## GIVEN EXERCISE
Pull out all lines from the listing below in which the word "icon" appears.
•••
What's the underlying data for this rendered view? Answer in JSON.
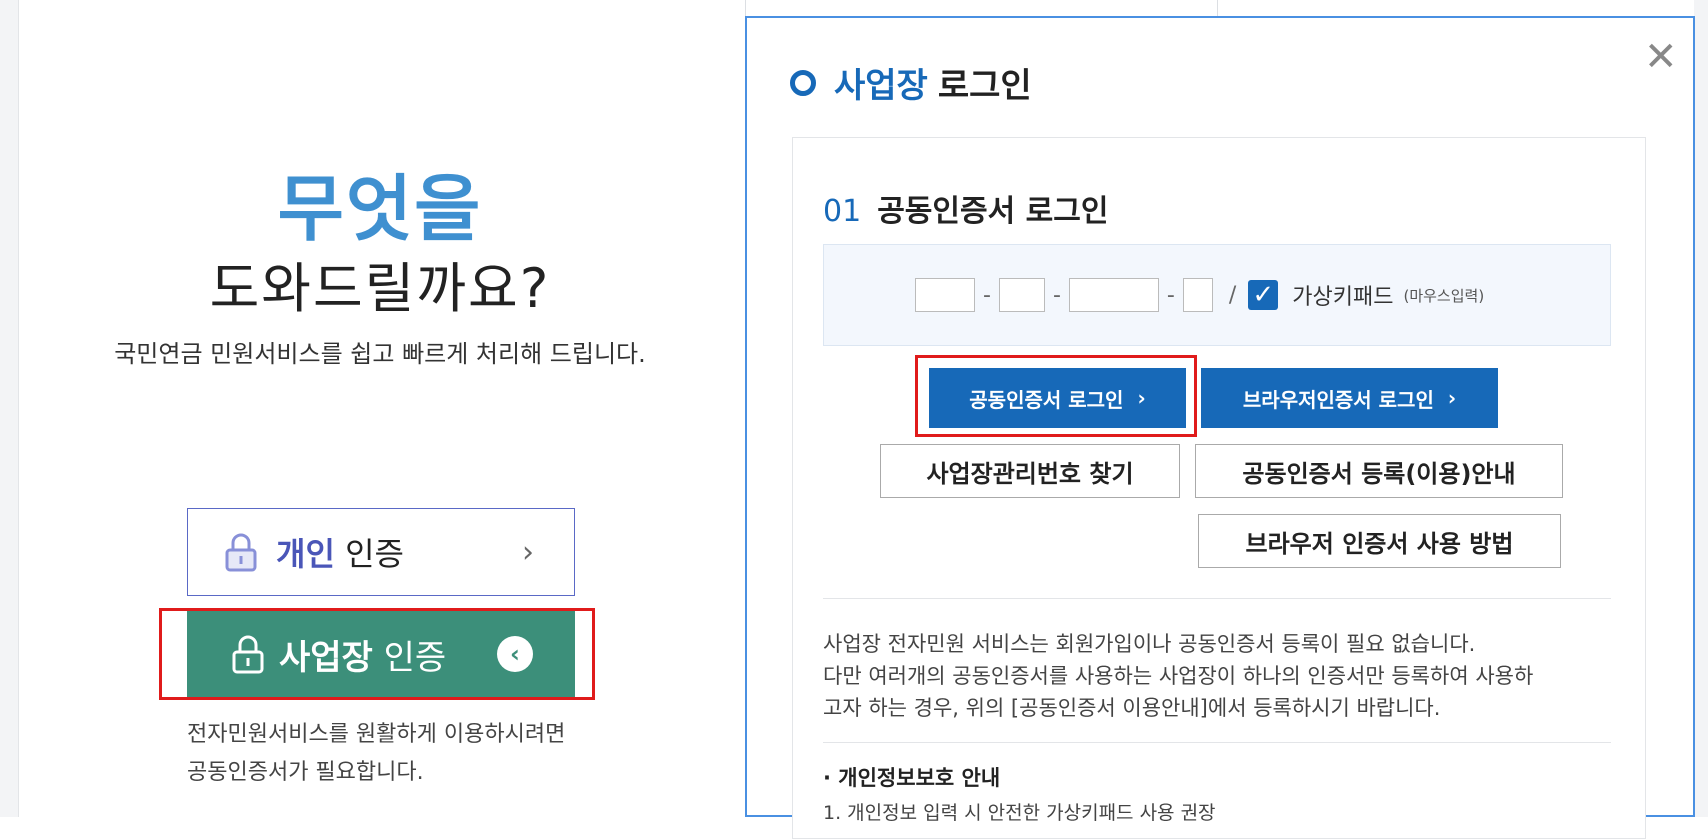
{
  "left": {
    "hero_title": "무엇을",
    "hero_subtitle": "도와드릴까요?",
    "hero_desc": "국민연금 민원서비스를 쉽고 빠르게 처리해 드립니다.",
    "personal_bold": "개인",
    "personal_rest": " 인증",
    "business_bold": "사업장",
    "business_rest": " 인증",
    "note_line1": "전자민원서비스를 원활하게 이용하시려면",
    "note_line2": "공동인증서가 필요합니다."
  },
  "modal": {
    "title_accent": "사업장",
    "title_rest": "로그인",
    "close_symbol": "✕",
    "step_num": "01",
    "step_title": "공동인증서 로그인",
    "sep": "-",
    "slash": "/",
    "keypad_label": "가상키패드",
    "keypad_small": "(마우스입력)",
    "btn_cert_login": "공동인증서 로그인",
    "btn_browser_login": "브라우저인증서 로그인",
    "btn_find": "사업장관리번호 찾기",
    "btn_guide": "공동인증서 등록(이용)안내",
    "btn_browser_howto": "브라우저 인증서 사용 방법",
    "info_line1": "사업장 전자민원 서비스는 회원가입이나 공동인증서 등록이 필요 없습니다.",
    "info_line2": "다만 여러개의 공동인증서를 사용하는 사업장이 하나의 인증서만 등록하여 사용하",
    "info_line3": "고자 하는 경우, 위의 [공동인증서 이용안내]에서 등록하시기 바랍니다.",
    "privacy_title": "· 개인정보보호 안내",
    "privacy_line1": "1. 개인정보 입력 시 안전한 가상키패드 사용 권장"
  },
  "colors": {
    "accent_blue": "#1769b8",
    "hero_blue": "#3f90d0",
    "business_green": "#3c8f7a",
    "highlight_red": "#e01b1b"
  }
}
•••
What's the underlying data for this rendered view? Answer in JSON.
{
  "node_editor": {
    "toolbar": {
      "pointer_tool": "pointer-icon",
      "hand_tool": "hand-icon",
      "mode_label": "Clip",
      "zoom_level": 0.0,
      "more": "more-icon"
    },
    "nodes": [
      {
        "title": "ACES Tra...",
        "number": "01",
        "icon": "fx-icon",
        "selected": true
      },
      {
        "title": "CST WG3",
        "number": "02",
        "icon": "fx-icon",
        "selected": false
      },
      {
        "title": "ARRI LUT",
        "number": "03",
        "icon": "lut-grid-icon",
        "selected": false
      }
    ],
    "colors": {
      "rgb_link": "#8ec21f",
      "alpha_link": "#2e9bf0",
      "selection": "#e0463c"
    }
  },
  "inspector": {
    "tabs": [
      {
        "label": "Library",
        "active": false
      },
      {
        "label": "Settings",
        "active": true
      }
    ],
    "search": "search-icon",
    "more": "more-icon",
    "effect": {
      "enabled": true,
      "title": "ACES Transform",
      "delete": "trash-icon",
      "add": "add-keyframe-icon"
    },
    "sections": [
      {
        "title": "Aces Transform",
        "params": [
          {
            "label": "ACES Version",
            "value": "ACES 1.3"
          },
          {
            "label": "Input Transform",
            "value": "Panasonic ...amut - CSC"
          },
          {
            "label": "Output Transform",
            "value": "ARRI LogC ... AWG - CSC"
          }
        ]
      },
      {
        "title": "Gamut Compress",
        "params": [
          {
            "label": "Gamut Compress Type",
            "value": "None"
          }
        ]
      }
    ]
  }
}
•••
## THE RESPONSE
      "pointer_tool": "pointer-icon",
      "hand_tool": "hand-icon",
      "more": "more-icon"
        "icon": "fx-icon",
        "icon": "fx-icon",
        "icon": "lut-grid-icon",
    "search": "search-icon",
    "more": "more-icon",
      "delete": "trash-icon",
      "add": "add-keyframe-icon"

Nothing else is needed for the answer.